# [Task goal]
Rewrite the part of the data that opens with the line containing "save-answer-bar[interactable]: 回答を保存 <box>254" and closes with the line containing "company-field[interactable] <box>214 15" as a numbered list, leaving out any blank lines.

# [Input material]
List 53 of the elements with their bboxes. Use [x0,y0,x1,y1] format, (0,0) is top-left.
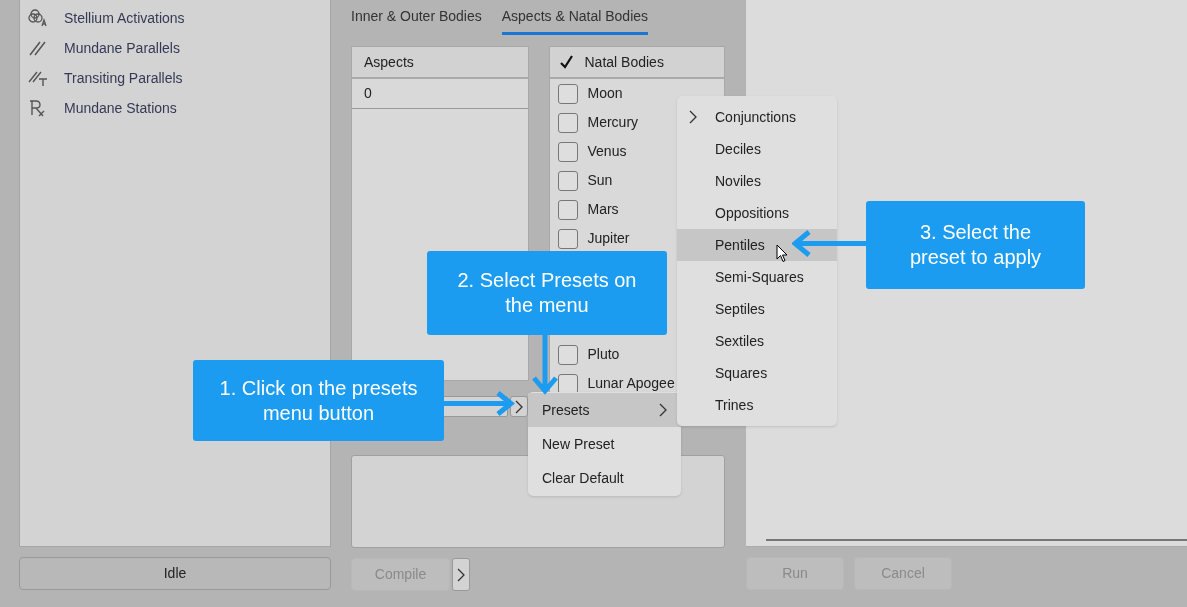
checkbox[interactable] [557,112,578,133]
callout-tooltip: 1. Click on the presets menu button [193,360,444,441]
parallel-lines-icon [28,69,48,87]
status-button[interactable]: Idle [19,557,331,590]
tab[interactable]: Aspects & Natal Bodies [501,6,649,35]
menu-item[interactable]: Semi-Squares [677,261,837,293]
chevron-right-icon [689,110,697,124]
list-row[interactable]: 0 [352,79,528,109]
cursor-icon [776,244,788,263]
checkbox[interactable] [557,170,578,191]
column-header: Natal Bodies [584,52,664,72]
callout-tooltip: 2. Select Presets on the menu [427,251,667,335]
checkbox[interactable] [557,373,578,394]
body-label: Venus [587,142,627,161]
menu-item[interactable]: Presets [528,393,681,427]
checkbox[interactable] [557,199,578,220]
body-label: Moon [587,84,623,103]
sidebar-item[interactable]: Mundane Parallels [28,33,330,63]
checkbox[interactable] [557,83,578,104]
body-label: Mars [587,200,619,219]
menu-item[interactable]: Pentiles [677,229,837,261]
menu-item[interactable]: Oppositions [677,197,837,229]
menu-item[interactable]: Conjunctions [677,101,837,133]
parallel-lines-icon [28,39,48,57]
menu-item[interactable]: Squares [677,357,837,389]
column-header: Aspects [352,47,528,79]
body-label: Jupiter [587,229,630,248]
checkbox[interactable] [557,141,578,162]
body-label: Mercury [587,113,639,132]
menu-item[interactable]: Septiles [677,293,837,325]
body-label: Sun [587,171,613,190]
chevron-right-icon [457,567,465,582]
callout-tooltip: 3. Select the preset to apply [866,201,1085,289]
tab[interactable]: Inner & Outer Bodies [351,6,482,35]
menu-item[interactable]: New Preset [528,427,681,461]
body-label: Lunar Apogee [587,374,675,393]
menu-item[interactable]: Deciles [677,133,837,165]
arrow-tooltip [444,391,515,416]
checkbox[interactable] [557,228,578,249]
sidebar-item[interactable]: Transiting Parallels [28,63,330,93]
body-label: Pluto [587,345,620,364]
chevron-right-icon [515,399,523,414]
menu-item[interactable]: Noviles [677,165,837,197]
menu-item[interactable]: Clear Default [528,461,681,495]
sidebar-item[interactable]: Mundane Stations [28,93,330,123]
chevron-right-icon [659,403,667,417]
menu-item[interactable]: Sextiles [677,325,837,357]
preset-menu-button[interactable] [510,396,528,417]
circles-icon [28,9,48,27]
compile-options-button[interactable] [452,558,470,591]
checkbox[interactable] [557,344,578,365]
sidebar-item[interactable]: Stellium Activations [28,3,330,33]
arrow-tooltip [531,335,559,395]
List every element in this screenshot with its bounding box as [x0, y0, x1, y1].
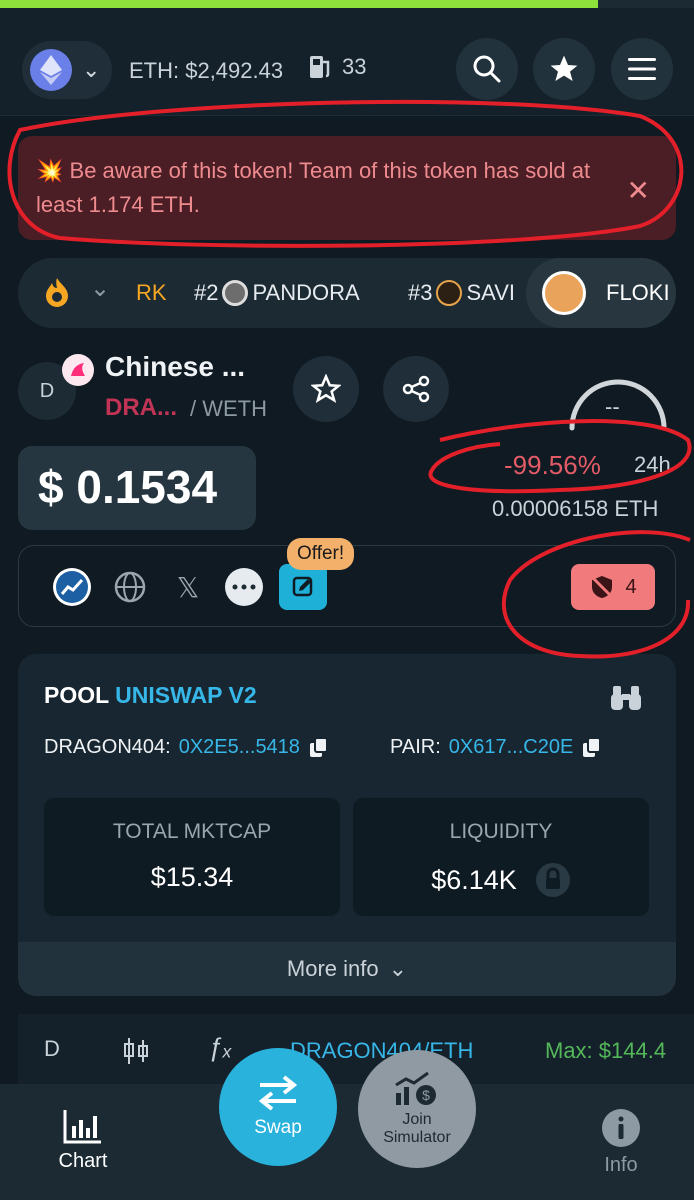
token-symbol: DRA...: [105, 394, 177, 421]
menu-button[interactable]: [611, 38, 673, 100]
ethereum-icon: [30, 49, 72, 91]
swap-button[interactable]: Swap: [219, 1048, 337, 1166]
globe-icon[interactable]: [111, 568, 149, 606]
app-header: ⌄ ETH: $2,492.43 33: [0, 8, 694, 116]
eth-price: ETH: $2,492.43: [129, 58, 284, 83]
pair-address: PAIR: 0X617...C20E: [390, 736, 603, 759]
edit-info-button[interactable]: [279, 564, 327, 610]
favorite-token-button[interactable]: [293, 356, 359, 422]
mktcap-value: $15.34: [150, 862, 234, 892]
explosion-icon: 💥: [36, 158, 64, 183]
gas-pump-icon: [310, 56, 330, 78]
close-icon[interactable]: ✕: [627, 174, 650, 207]
token-address-value[interactable]: 0X2E5...5418: [179, 736, 300, 759]
lock-icon: [535, 863, 570, 897]
token-pair: / WETH: [190, 396, 267, 421]
alert-text: Be aware of this token! Team of this tok…: [36, 158, 591, 217]
chain-selector[interactable]: ⌄: [22, 41, 112, 99]
trending-item[interactable]: RK: [136, 280, 167, 306]
more-info-button[interactable]: More info ⌄: [18, 942, 676, 996]
edit-icon: [292, 576, 313, 597]
hamburger-menu-icon: [628, 58, 656, 80]
liquidity-stat: LIQUIDITY $6.14K: [353, 798, 649, 916]
chevron-down-icon[interactable]: ⌄: [90, 274, 110, 303]
star-icon: [550, 55, 578, 81]
token-name: Chinese ...: [105, 351, 246, 382]
trending-item[interactable]: FLOKI: [526, 258, 676, 328]
chart-dollar-icon: $: [395, 1071, 436, 1105]
indicators-icon[interactable]: ƒₓ: [208, 1032, 232, 1063]
chart-link-icon[interactable]: [53, 568, 91, 606]
gas-indicator: 33: [308, 54, 366, 80]
x-twitter-icon[interactable]: 𝕏: [169, 568, 207, 606]
audit-count: 4: [625, 575, 637, 598]
token-price: $ 0.1534: [38, 461, 218, 513]
status-strip-tab: [598, 0, 694, 8]
search-button[interactable]: [456, 38, 518, 100]
floki-logo: [542, 271, 586, 315]
gas-value: 33: [342, 54, 367, 79]
trending-bar: ⌄ RK #2 PANDORA #3 SAVI FLOKI: [18, 258, 676, 328]
chart-max-value: Max: $144.4: [545, 1038, 667, 1063]
price-display: $ 0.1534: [18, 446, 256, 530]
liquidity-label: LIQUIDITY: [449, 820, 553, 843]
trending-item[interactable]: #3 SAVI: [408, 280, 515, 306]
shield-off-icon: [591, 575, 614, 599]
uniswap-badge-icon: [62, 354, 94, 386]
chevron-down-icon: ⌄: [82, 57, 101, 82]
token-logo: [436, 280, 463, 306]
eth-value: 0.00006158 ETH: [492, 496, 659, 521]
price-change: -99.56%: [504, 450, 601, 480]
mktcap-label: TOTAL MKTCAP: [112, 820, 272, 843]
alert-message: 💥 Be aware of this token! Team of this t…: [36, 154, 626, 222]
pair-address-value[interactable]: 0X617...C20E: [449, 736, 574, 759]
pool-card: POOL UNISWAP V2 DRAGON404: 0X2E5...5418 …: [18, 654, 676, 996]
token-links-bar: 𝕏 Offer! 4: [18, 538, 676, 627]
share-icon: [402, 375, 430, 403]
more-icon[interactable]: [225, 568, 263, 606]
offer-badge[interactable]: Offer!: [287, 538, 355, 570]
trending-item[interactable]: #2 PANDORA: [194, 280, 360, 306]
liquidity-value: $6.14K: [431, 864, 517, 895]
share-button[interactable]: [383, 356, 449, 422]
nav-info[interactable]: Info: [590, 1108, 652, 1177]
copy-icon[interactable]: [581, 736, 603, 759]
swap-arrows-icon: [258, 1075, 298, 1111]
warning-alert: 💥 Be aware of this token! Team of this t…: [18, 136, 676, 240]
bottom-nav: Chart Info: [0, 1084, 694, 1200]
score-value: --: [605, 394, 620, 419]
interval-selector[interactable]: D: [44, 1036, 60, 1062]
copy-icon[interactable]: [308, 736, 330, 759]
mktcap-stat: TOTAL MKTCAP $15.34: [44, 798, 340, 916]
token-address: DRAGON404: 0X2E5...5418: [44, 736, 330, 759]
nav-chart[interactable]: Chart: [52, 1108, 114, 1173]
svg-text:$: $: [422, 1087, 430, 1103]
audit-issues-badge[interactable]: 4: [571, 564, 655, 610]
dex-name: UNISWAP V2: [115, 682, 257, 708]
join-simulator-button[interactable]: $ Join Simulator: [358, 1050, 476, 1168]
change-period: 24h: [634, 452, 671, 477]
token-logo: [222, 280, 249, 306]
candlestick-icon[interactable]: [122, 1036, 150, 1066]
star-outline-icon: [311, 374, 341, 404]
pool-title: POOL UNISWAP V2: [44, 682, 257, 708]
favorites-button[interactable]: [533, 38, 595, 100]
top-status-strip: [0, 0, 694, 8]
fire-icon: [44, 277, 70, 312]
chevron-down-icon: ⌄: [388, 956, 408, 981]
binoculars-icon[interactable]: [610, 684, 642, 717]
search-icon: [473, 55, 501, 83]
info-icon: [602, 1109, 640, 1147]
bar-chart-icon: [63, 1110, 101, 1144]
chart-toolbar: D ƒₓ DRAGON404/ETH Max: $144.4: [18, 1014, 694, 1084]
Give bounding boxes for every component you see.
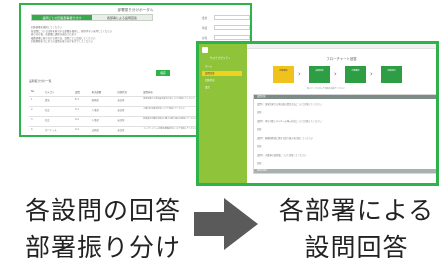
save-answer-bar[interactable]: 回答を保存 <box>254 169 436 173</box>
column-header: 設問 <box>72 89 90 97</box>
form-line: 設問3：廃棄物削減に関する取り組みを回答してください <box>257 137 313 140</box>
table-cell: 未回答 <box>115 116 142 127</box>
step-start[interactable]: 回答開始 <box>273 66 294 83</box>
tab-department-answer[interactable]: 各部署による設問回答 <box>92 15 152 20</box>
table-cell: E-1 <box>72 96 90 107</box>
caption-line: 部署振り分け <box>24 233 181 258</box>
table-cell: 未回答 <box>115 106 142 117</box>
assignment-instructions: 回答部署を選択してください 各設問について回答を担当する部署を選択し、保存ボタン… <box>31 26 161 44</box>
table-cell: 2 <box>29 106 43 117</box>
step-submit[interactable]: 回答提出 <box>381 66 402 83</box>
answer-field[interactable]: 回答： <box>257 110 264 114</box>
column-header: 回答状況 <box>115 89 142 97</box>
table-cell: 社会 <box>42 106 73 117</box>
column-header: カテゴリ <box>42 89 73 97</box>
department-select[interactable]: 人事部 <box>89 116 116 127</box>
chevron-right-icon: › <box>298 70 301 78</box>
assignment-list-label: 設問振り分け一覧 <box>29 79 52 83</box>
answer-form: 設問回答 設問1：温室効果ガス排出量の算定方法について回答してください 回答： … <box>253 94 436 174</box>
chevron-right-icon: › <box>334 70 337 78</box>
assignment-page-title: 部署振り分けポータル <box>117 8 154 12</box>
sidebar-item-answer[interactable]: 設問回答 <box>202 71 242 76</box>
table-cell: S-1 <box>72 106 90 117</box>
caption-line: 設問回答 <box>304 233 409 258</box>
caption-line: 各設問の回答 <box>24 196 181 225</box>
company-field-label: 会社 <box>202 17 208 20</box>
caption-line: 各部署による <box>278 196 435 225</box>
company-field[interactable] <box>214 15 250 20</box>
step-confirm[interactable]: 内容確認 <box>345 66 366 83</box>
answer-page-title: フローチャート回答 <box>326 57 357 61</box>
owner-field[interactable] <box>214 35 250 40</box>
top-bar <box>247 44 436 49</box>
sidebar-item-home[interactable]: ホーム <box>202 64 242 69</box>
owner-field-label: 担当 <box>202 37 208 40</box>
form-line: 設問1：温室効果ガス排出量の算定方法について回答してください <box>257 103 322 106</box>
column-header: No <box>29 89 43 97</box>
table-cell: ガバナンス <box>42 126 73 135</box>
table-cell: 未回答 <box>115 96 142 107</box>
table-cell: 3 <box>29 116 43 127</box>
tab-assignment[interactable]: 設問ごとの回答部署振り分け <box>32 15 92 20</box>
sidebar-item-settings[interactable]: 設定 <box>202 85 242 90</box>
table-cell: 未回答 <box>115 126 142 135</box>
form-line: 設問2：再生可能エネルギーの導入状況について回答してください <box>257 120 322 123</box>
table-cell: 1 <box>29 96 43 107</box>
steps-note: 各ステップに沿って回答を進めてください <box>307 88 345 90</box>
department-select[interactable]: 総務部 <box>89 96 116 107</box>
department-answer-screen-screenshot: サステナビリティ ホーム 設問回答 回答状況 設定 フローチャート回答 回答開始… <box>196 41 439 186</box>
table-cell: 環境 <box>42 96 73 107</box>
answer-field[interactable]: 回答： <box>257 144 264 148</box>
table-cell: S-2 <box>72 116 90 127</box>
department-answer-caption: 各部署による 設問回答 <box>274 192 439 258</box>
table-cell: 4 <box>29 126 43 135</box>
assignment-tab-bar: 設問ごとの回答部署振り分け 各部署による設問回答 <box>31 14 153 21</box>
answer-field[interactable]: 回答： <box>257 127 264 131</box>
table-cell: 社会 <box>42 116 73 127</box>
answer-form-header: 設問回答 <box>254 95 436 99</box>
flowchart-steps: 回答開始 › 設問回答 › 内容確認 › 回答提出 <box>273 66 433 84</box>
instruction-line: 回答期限までに全ての設問の振り分けを完了してください <box>31 40 94 44</box>
logo-icon <box>202 47 208 53</box>
sidebar-app-name: サステナビリティ <box>210 57 231 60</box>
department-select[interactable]: 人事部 <box>89 106 116 117</box>
step-answer[interactable]: 設問回答 <box>309 66 330 83</box>
flow-arrow-icon <box>194 198 258 250</box>
column-header: 担当部署 <box>89 89 116 97</box>
sidebar-item-status[interactable]: 回答状況 <box>202 78 242 83</box>
answer-field[interactable]: 回答： <box>257 161 264 165</box>
year-field[interactable] <box>214 25 250 30</box>
department-select[interactable]: 法務部 <box>89 126 116 135</box>
answer-main-panel: フローチャート回答 回答開始 › 設問回答 › 内容確認 › 回答提出 各ステッ… <box>247 44 436 183</box>
year-field-label: 年度 <box>202 27 208 30</box>
assignment-caption: 各設問の回答 部署振り分け <box>13 192 193 258</box>
sidebar: サステナビリティ ホーム 設問回答 回答状況 設定 <box>199 44 247 183</box>
save-button[interactable]: 保存 <box>156 70 170 76</box>
form-line: 設問4：水資源の使用量について回答してください <box>257 154 307 157</box>
chevron-right-icon: › <box>370 70 373 78</box>
table-cell: G-1 <box>72 126 90 135</box>
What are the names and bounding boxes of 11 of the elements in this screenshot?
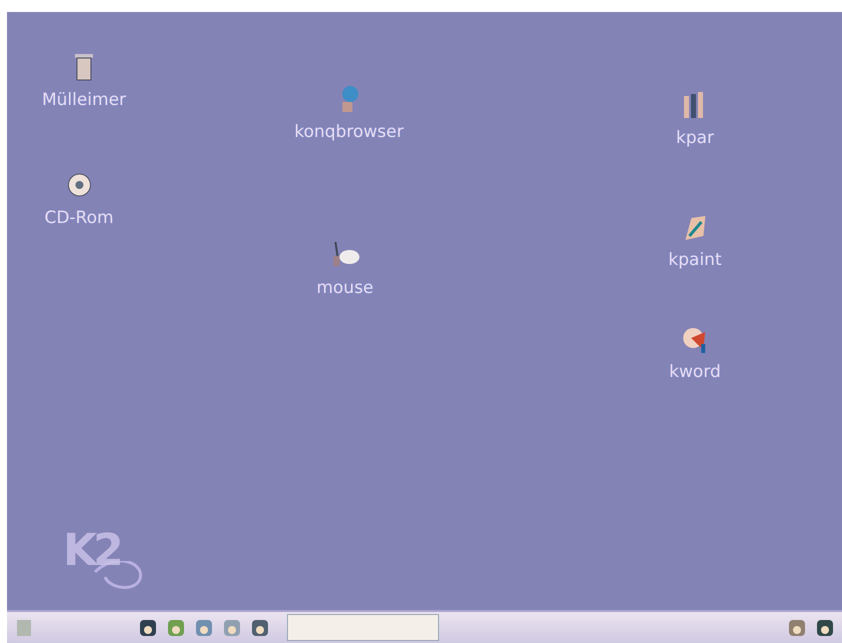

# [Exercise output]
1. save-answer-bar[interactable]: 回答を保存 <box>254 169 436 173</box>
2. column-header: 設問 <box>72 89 90 97</box>
3. form-line: 設問3：廃棄物削減に関する取り組みを回答してください <box>257 137 313 140</box>
4. table-cell: 未回答 <box>115 116 142 127</box>
5. step-start[interactable]: 回答開始 <box>273 66 294 83</box>
6. tab-department-answer[interactable]: 各部署による設問回答 <box>92 15 152 20</box>
7. table-cell: E-1 <box>72 96 90 107</box>
8. caption-line: 部署振り分け <box>24 233 181 258</box>
9. table-cell: 未回答 <box>115 106 142 117</box>
10. assignment-instructions: 回答部署を選択してください 各設問について回答を担当する部署を選択し、保存ボタン… <box>31 26 161 44</box>
11. table-cell: 2 <box>29 106 43 117</box>
12. step-submit[interactable]: 回答提出 <box>381 66 402 83</box>
13. answer-field[interactable]: 回答： <box>257 110 264 114</box>
14. column-header: 回答状況 <box>115 89 142 97</box>
15. table-cell: 社会 <box>42 106 73 117</box>
16. column-header: カテゴリ <box>42 89 73 97</box>
17. department-select[interactable]: 人事部 <box>89 116 116 127</box>
18. chevron-right-icon: › <box>298 70 301 78</box>
19. assignment-list-label: 設問振り分け一覧 <box>29 79 52 83</box>
20. answer-form: 設問回答 設問1：温室効果ガス排出量の算定方法について回答してください 回答： … <box>253 94 436 174</box>
21. chevron-right-icon: › <box>334 70 337 78</box>
22. assignment-page-title: 部署振り分けポータル <box>117 8 154 12</box>
23. sidebar-item-answer[interactable]: 設問回答 <box>202 71 242 76</box>
24. table-cell: S-1 <box>72 106 90 117</box>
25. caption-line: 設問回答 <box>304 233 409 258</box>
26. caption-line: 各設問の回答 <box>24 196 181 225</box>
27. company-field-label: 会社 <box>202 17 208 20</box>
28. caption-line: 各部署による <box>278 196 435 225</box>
29. company-field[interactable] <box>214 15 250 20</box>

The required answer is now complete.